- [Your goal]:
Would you extract the whole listing below and retype it exactly?
========
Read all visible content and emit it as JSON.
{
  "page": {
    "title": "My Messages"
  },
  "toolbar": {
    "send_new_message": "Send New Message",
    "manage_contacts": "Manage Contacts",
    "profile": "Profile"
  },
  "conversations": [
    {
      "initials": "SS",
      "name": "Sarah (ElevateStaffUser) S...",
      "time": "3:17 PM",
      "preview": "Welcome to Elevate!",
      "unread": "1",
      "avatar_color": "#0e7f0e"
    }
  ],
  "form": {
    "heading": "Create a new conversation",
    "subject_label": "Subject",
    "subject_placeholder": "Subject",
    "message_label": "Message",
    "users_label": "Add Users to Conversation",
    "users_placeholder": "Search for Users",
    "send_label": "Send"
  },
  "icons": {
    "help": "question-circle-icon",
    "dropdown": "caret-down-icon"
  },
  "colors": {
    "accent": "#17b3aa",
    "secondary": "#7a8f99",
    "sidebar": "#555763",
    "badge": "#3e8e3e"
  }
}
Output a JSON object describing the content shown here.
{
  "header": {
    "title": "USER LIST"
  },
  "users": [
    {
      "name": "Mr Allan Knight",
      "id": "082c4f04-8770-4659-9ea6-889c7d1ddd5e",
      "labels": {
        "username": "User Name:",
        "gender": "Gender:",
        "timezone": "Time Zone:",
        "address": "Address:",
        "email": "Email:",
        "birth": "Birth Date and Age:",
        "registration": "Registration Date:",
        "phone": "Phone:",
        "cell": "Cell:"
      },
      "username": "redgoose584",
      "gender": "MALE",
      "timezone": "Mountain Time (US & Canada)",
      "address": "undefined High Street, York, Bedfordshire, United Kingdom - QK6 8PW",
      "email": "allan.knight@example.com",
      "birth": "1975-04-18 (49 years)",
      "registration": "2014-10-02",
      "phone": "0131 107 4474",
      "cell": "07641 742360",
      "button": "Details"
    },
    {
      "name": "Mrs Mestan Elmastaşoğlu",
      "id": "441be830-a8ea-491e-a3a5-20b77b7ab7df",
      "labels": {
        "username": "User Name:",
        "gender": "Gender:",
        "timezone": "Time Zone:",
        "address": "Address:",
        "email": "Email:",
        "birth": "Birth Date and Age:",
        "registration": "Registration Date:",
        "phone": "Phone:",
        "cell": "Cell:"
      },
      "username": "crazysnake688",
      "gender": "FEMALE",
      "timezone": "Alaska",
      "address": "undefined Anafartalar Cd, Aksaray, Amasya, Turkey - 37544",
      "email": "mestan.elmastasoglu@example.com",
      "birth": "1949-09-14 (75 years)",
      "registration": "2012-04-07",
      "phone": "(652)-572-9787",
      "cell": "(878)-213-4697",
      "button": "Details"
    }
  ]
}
========
- [Solution to this problem]:
Read all visible content and emit it as JSON.
{
  "page": {
    "title": "My Messages"
  },
  "toolbar": {
    "send_new_message": "Send New Message",
    "manage_contacts": "Manage Contacts",
    "profile": "Profile"
  },
  "conversations": [
    {
      "initials": "SS",
      "name": "Sarah (ElevateStaffUser) S...",
      "time": "3:17 PM",
      "preview": "Welcome to Elevate!",
      "unread": "1",
      "avatar_color": "#0e7f0e"
    }
  ],
  "form": {
    "heading": "Create a new conversation",
    "subject_label": "Subject",
    "subject_placeholder": "Subject",
    "message_label": "Message",
    "users_label": "Add Users to Conversation",
    "users_placeholder": "Search for Users",
    "send_label": "Send"
  },
  "icons": {
    "help": "question-circle-icon",
    "dropdown": "caret-down-icon"
  },
  "colors": {
    "accent": "#17b3aa",
    "secondary": "#7a8f99",
    "sidebar": "#555763",
    "badge": "#3e8e3e"
  }
}
Output a JSON object describing the content shown here.
{
  "header": {
    "title": "USER LIST"
  },
  "users": [
    {
      "name": "Mr Allan Knight",
      "id": "082c4f04-8770-4659-9ea6-889c7d1ddd5e",
      "labels": {
        "username": "User Name:",
        "gender": "Gender:",
        "timezone": "Time Zone:",
        "address": "Address:",
        "email": "Email:",
        "birth": "Birth Date and Age:",
        "registration": "Registration Date:",
        "phone": "Phone:",
        "cell": "Cell:"
      },
      "username": "redgoose584",
      "gender": "MALE",
      "timezone": "Mountain Time (US & Canada)",
      "address": "undefined High Street, York, Bedfordshire, United Kingdom - QK6 8PW",
      "email": "allan.knight@example.com",
      "birth": "1975-04-18 (49 years)",
      "registration": "2014-10-02",
      "phone": "0131 107 4474",
      "cell": "07641 742360",
      "button": "Details"
    },
    {
      "name": "Mrs Mestan Elmastaşoğlu",
      "id": "441be830-a8ea-491e-a3a5-20b77b7ab7df",
      "labels": {
        "username": "User Name:",
        "gender": "Gender:",
        "timezone": "Time Zone:",
        "address": "Address:",
        "email": "Email:",
        "birth": "Birth Date and Age:",
        "registration": "Registration Date:",
        "phone": "Phone:",
        "cell": "Cell:"
      },
      "username": "crazysnake688",
      "gender": "FEMALE",
      "timezone": "Alaska",
      "address": "undefined Anafartalar Cd, Aksaray, Amasya, Turkey - 37544",
      "email": "mestan.elmastasoglu@example.com",
      "birth": "1949-09-14 (75 years)",
      "registration": "2012-04-07",
      "phone": "(652)-572-9787",
      "cell": "(878)-213-4697",
      "button": "Details"
    }
  ]
}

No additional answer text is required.